*To be done*. Using the records below, locate all lines containing "xmlns" and return them.

(Stored data)
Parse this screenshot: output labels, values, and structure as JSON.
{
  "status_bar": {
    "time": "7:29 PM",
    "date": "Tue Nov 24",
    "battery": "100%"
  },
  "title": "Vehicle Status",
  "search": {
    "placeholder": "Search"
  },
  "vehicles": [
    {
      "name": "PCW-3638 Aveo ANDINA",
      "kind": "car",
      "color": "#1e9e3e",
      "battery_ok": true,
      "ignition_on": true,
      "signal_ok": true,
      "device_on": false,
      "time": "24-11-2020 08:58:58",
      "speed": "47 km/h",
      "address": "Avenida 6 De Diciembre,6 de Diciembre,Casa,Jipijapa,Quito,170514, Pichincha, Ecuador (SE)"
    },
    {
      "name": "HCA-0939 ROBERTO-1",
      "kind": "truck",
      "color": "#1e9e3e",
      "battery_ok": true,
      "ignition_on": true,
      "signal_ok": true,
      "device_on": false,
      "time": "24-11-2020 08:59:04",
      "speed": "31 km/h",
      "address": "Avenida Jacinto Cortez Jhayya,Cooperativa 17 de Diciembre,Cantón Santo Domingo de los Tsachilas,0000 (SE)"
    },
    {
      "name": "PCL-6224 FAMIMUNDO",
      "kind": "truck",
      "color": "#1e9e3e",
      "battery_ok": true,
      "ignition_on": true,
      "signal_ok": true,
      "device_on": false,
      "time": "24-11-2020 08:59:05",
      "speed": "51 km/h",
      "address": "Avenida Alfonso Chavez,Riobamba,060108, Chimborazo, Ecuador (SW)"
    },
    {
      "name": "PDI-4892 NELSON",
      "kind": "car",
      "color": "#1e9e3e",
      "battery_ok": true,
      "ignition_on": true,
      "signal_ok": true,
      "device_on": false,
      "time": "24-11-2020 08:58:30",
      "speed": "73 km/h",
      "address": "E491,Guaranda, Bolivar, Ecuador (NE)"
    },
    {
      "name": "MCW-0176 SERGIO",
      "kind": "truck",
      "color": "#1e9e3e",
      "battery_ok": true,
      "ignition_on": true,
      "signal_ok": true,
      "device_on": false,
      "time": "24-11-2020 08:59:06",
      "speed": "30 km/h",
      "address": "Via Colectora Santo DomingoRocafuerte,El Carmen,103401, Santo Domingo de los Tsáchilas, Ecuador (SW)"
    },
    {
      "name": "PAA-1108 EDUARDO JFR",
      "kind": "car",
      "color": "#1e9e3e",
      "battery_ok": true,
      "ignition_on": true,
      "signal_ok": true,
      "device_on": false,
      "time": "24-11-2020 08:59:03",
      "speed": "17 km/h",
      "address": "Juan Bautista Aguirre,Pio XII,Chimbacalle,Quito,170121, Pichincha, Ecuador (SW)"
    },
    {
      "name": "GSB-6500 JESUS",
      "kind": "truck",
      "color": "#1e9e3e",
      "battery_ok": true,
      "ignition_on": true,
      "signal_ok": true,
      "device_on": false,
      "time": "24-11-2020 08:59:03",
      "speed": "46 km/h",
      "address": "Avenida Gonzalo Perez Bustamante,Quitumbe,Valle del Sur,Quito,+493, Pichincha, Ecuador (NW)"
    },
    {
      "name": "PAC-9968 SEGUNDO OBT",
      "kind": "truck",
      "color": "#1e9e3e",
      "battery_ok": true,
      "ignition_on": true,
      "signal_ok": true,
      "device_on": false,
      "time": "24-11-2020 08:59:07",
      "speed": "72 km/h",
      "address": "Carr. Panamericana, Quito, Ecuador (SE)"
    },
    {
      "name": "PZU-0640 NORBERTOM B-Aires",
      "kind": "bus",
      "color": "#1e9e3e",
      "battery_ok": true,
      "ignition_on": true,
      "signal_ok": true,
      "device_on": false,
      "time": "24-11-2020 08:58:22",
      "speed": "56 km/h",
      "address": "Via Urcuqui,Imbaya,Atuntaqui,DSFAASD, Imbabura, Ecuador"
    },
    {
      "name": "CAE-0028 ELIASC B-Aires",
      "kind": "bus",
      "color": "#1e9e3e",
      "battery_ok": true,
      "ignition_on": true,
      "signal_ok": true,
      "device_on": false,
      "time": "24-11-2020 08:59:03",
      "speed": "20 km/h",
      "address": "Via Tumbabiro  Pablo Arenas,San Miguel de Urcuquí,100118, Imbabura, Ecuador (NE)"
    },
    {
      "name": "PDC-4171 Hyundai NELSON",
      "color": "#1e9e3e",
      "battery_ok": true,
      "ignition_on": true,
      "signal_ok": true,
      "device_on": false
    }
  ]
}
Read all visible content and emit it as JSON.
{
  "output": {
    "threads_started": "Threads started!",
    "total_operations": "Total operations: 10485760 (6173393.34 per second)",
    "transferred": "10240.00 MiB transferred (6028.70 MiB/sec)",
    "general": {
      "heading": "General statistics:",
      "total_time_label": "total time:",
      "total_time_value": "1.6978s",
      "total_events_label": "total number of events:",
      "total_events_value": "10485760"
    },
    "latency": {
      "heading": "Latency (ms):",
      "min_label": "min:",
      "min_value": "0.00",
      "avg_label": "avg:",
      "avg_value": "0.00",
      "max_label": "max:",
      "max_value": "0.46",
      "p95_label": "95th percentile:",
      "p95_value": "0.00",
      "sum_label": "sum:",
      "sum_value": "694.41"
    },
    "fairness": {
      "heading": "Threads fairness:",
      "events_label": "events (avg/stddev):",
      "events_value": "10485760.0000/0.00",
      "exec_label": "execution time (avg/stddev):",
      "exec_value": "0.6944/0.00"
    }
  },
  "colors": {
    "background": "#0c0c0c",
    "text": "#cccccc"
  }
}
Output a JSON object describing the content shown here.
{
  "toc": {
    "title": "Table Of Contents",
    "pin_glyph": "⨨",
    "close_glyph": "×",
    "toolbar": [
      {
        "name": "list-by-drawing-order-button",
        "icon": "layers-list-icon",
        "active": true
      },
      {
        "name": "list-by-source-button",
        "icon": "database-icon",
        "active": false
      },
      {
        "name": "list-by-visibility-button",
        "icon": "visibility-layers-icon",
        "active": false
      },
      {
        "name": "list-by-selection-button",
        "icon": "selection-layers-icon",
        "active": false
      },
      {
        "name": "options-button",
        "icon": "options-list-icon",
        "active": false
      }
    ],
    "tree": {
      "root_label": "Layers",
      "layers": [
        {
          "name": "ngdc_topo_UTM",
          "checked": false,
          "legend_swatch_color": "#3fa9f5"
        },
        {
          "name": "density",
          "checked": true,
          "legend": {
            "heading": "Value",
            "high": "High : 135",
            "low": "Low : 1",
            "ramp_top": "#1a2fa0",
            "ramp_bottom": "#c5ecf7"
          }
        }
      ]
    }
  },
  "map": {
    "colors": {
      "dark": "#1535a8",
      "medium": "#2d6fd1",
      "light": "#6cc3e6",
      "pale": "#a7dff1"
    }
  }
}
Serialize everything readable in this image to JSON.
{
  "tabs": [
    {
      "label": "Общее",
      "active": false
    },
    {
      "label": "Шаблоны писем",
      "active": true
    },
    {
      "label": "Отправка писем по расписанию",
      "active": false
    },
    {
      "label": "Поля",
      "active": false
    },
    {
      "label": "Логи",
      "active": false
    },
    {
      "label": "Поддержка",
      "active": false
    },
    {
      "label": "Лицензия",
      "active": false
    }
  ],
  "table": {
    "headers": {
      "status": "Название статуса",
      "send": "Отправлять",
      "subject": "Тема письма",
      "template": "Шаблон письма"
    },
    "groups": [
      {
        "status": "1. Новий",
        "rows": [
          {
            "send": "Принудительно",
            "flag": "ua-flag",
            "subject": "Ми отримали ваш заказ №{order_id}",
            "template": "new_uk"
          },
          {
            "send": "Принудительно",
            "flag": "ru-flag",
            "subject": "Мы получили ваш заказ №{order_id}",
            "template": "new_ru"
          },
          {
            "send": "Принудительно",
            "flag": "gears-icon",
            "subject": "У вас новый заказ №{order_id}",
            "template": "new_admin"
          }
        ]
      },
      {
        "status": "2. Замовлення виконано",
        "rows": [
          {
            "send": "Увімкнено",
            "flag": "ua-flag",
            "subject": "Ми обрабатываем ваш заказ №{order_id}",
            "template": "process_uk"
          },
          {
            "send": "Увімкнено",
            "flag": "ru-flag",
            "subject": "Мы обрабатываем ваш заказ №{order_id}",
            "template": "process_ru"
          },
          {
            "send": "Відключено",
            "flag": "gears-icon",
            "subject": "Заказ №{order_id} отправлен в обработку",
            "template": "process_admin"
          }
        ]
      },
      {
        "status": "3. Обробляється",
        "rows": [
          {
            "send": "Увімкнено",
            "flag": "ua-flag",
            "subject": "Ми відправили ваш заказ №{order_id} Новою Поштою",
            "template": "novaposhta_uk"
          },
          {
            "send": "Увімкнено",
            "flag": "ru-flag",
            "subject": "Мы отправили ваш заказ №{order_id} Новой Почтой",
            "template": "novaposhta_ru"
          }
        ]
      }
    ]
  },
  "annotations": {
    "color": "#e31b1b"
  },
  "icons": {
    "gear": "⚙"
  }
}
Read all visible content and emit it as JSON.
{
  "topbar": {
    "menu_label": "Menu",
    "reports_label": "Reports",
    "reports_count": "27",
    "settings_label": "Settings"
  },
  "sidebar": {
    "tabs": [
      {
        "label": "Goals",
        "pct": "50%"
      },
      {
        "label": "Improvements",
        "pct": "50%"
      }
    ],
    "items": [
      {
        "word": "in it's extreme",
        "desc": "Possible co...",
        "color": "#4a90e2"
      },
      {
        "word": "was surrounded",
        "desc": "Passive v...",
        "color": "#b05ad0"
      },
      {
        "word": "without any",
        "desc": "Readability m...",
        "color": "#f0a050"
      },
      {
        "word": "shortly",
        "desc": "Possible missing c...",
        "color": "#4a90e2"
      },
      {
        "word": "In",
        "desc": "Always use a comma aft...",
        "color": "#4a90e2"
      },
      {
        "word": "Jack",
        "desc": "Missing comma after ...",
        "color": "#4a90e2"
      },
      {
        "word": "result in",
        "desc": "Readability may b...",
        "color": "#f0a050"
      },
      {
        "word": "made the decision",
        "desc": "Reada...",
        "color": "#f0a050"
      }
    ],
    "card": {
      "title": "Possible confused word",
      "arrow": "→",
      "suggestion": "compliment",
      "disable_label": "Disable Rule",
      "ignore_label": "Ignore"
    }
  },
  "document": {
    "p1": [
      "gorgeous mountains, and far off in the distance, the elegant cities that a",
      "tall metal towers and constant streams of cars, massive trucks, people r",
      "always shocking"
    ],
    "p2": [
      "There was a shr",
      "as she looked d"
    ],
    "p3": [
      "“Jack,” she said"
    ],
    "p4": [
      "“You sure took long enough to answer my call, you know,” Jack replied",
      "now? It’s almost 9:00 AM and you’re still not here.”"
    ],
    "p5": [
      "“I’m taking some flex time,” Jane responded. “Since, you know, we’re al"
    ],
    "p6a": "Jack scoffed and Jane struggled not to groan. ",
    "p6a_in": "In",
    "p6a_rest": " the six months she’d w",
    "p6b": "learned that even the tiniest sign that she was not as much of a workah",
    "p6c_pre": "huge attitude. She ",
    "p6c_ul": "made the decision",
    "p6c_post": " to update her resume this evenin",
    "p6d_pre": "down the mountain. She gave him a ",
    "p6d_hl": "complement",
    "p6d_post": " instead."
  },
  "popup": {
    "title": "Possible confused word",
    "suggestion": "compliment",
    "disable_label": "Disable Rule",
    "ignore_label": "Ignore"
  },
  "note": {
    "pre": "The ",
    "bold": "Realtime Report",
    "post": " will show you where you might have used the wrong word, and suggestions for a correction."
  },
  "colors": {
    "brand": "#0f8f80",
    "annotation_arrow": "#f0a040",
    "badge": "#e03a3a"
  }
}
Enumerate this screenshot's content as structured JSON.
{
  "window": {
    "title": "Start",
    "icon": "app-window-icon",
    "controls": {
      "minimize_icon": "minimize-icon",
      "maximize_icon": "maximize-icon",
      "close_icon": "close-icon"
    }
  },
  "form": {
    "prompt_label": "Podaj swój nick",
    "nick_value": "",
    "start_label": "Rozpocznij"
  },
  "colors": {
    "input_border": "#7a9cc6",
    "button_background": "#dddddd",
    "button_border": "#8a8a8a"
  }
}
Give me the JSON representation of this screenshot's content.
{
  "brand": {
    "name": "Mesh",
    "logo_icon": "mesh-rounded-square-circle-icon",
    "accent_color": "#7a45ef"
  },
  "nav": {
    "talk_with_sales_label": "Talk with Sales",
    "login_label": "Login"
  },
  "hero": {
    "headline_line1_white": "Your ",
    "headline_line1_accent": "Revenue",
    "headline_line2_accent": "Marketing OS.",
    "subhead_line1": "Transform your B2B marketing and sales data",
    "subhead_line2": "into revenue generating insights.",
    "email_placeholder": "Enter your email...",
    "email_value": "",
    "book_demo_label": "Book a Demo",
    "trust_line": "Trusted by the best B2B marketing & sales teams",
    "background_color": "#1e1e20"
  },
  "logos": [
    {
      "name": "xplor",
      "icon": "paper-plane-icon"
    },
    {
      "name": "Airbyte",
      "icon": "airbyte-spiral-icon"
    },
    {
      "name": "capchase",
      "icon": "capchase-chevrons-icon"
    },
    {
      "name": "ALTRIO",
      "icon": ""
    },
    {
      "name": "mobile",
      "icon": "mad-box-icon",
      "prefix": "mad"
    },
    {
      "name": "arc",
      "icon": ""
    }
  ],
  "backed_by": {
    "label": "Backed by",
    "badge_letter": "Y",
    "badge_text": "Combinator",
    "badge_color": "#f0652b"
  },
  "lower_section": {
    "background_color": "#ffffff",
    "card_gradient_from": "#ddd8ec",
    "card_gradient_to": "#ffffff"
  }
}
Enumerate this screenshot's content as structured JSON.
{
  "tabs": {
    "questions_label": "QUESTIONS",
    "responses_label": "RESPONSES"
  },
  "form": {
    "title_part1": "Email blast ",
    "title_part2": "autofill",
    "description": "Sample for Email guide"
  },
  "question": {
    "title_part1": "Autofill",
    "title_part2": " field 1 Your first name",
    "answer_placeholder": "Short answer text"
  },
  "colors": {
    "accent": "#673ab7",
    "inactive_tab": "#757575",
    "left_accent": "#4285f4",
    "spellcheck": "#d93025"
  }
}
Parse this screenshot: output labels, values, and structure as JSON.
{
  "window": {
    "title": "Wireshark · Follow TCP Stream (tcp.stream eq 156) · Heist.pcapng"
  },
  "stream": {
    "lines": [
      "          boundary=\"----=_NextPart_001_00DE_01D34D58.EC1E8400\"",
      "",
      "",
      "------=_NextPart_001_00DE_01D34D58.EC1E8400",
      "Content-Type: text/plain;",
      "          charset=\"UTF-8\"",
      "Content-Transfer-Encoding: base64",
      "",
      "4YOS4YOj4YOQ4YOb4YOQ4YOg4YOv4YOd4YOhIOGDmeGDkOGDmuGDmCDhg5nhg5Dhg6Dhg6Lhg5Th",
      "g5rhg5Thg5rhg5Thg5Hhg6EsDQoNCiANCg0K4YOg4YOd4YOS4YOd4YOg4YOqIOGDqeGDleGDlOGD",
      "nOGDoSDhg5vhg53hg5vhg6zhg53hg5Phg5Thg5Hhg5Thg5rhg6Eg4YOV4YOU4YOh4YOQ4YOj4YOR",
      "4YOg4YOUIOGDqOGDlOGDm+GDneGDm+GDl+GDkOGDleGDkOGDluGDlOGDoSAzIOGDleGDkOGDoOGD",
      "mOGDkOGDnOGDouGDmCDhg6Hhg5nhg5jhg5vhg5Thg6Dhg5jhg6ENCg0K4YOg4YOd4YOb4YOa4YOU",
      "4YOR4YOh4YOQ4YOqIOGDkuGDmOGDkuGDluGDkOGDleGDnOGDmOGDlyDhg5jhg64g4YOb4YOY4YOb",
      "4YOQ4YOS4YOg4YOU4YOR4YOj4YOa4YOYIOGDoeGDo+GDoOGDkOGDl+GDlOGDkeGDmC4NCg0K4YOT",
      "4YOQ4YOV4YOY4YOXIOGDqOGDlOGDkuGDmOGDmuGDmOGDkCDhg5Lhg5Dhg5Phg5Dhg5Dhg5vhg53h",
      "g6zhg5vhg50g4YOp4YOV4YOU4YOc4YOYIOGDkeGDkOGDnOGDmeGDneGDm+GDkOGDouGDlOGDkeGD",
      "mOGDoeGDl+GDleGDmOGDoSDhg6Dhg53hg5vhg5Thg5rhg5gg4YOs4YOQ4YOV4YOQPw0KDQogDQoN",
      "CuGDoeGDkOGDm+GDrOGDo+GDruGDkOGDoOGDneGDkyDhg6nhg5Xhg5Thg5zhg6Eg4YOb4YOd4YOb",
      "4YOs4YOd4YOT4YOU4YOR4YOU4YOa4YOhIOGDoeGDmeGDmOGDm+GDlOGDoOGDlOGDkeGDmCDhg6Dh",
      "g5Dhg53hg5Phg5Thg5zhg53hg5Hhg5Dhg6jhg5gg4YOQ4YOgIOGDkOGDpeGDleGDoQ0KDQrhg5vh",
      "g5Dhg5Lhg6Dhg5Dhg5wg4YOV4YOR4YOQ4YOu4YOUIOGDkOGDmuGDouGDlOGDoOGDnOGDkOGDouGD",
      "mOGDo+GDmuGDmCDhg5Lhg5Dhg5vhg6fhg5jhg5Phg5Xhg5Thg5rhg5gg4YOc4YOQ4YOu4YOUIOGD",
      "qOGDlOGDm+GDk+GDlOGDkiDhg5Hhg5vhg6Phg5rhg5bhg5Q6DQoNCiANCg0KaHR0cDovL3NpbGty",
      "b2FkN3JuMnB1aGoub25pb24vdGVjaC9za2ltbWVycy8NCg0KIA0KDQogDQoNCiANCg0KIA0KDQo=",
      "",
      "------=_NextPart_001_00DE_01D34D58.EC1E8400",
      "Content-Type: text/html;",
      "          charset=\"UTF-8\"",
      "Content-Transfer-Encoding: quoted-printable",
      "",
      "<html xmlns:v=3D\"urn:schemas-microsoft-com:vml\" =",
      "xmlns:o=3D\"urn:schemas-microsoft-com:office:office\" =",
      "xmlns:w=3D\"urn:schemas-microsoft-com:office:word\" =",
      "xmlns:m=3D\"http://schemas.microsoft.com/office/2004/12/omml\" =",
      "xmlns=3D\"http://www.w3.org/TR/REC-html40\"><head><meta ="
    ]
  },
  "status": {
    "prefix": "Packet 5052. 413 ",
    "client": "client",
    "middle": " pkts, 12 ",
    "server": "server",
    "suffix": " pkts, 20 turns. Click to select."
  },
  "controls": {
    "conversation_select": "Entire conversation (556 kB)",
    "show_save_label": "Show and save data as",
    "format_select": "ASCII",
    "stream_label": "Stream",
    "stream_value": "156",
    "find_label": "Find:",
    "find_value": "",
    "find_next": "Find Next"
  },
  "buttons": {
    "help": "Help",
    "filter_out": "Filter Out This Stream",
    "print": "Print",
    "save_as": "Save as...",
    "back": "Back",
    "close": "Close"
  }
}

*Task answer*.
      "<html xmlns:v=3D\"urn:schemas-microsoft-com:vml\" =",
      "xmlns:o=3D\"urn:schemas-microsoft-com:office:office\" =",
      "xmlns:w=3D\"urn:schemas-microsoft-com:office:word\" =",
      "xmlns:m=3D\"http://schemas.microsoft.com/office/2004/12/omml\" =",
      "xmlns=3D\"http://www.w3.org/TR/REC-html40\"><head><meta ="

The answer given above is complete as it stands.